- [WHAT TO PRODUCE]: Using the listing below, please gather every line containing the word "образца".

- [SUPPLIED RECORDS]:
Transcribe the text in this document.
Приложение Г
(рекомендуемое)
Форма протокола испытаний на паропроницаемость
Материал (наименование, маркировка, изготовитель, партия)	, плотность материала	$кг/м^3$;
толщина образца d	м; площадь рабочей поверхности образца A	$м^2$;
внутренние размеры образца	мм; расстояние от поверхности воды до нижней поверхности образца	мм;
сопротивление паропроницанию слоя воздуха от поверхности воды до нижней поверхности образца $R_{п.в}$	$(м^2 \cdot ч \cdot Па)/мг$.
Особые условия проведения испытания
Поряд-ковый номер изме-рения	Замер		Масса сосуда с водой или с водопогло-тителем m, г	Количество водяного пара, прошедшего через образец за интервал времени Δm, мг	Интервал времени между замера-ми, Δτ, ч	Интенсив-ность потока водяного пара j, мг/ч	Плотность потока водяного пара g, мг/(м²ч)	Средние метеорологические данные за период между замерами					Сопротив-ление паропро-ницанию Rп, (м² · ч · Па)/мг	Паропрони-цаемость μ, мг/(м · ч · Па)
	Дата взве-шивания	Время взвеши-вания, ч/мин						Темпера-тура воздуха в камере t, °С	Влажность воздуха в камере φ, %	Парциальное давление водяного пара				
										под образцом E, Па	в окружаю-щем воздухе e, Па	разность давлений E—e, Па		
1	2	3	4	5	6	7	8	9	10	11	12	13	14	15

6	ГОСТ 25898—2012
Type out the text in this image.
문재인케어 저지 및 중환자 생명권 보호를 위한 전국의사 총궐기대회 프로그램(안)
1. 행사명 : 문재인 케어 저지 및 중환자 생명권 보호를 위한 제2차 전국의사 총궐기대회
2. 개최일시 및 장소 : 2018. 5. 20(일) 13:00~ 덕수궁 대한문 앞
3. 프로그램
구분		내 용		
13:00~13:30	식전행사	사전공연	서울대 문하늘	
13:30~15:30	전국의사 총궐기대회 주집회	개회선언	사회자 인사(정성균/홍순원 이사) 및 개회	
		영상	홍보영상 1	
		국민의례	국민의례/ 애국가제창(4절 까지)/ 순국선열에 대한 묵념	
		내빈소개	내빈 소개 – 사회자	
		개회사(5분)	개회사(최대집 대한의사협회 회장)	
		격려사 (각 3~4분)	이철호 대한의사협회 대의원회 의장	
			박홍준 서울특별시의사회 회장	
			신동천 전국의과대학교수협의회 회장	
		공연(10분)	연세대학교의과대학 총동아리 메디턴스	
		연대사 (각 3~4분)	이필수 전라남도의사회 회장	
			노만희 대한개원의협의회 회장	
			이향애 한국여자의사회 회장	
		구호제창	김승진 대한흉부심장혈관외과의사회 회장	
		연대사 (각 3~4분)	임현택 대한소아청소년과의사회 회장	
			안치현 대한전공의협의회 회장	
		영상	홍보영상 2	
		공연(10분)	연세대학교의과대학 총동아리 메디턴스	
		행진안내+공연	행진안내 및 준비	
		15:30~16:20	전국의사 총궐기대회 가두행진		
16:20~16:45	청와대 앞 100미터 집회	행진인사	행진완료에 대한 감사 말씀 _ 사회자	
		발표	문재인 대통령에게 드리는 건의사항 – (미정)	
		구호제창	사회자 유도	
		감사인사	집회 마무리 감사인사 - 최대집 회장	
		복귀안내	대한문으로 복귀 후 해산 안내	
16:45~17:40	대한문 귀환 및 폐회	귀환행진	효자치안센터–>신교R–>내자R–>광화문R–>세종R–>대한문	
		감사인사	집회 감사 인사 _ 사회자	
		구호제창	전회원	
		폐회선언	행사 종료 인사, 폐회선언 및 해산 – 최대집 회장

- [SOLUTION TO THIS EXERCISE]:
толщина образца d	м; площадь рабочей поверхности образца A	$м^2$;
внутренние размеры образца	мм; расстояние от поверхности воды до нижней поверхности образца	мм;
сопротивление паропроницанию слоя воздуха от поверхности воды до нижней поверхности образца $R_{п.в}$	$(м^2 \cdot ч \cdot Па)/мг$.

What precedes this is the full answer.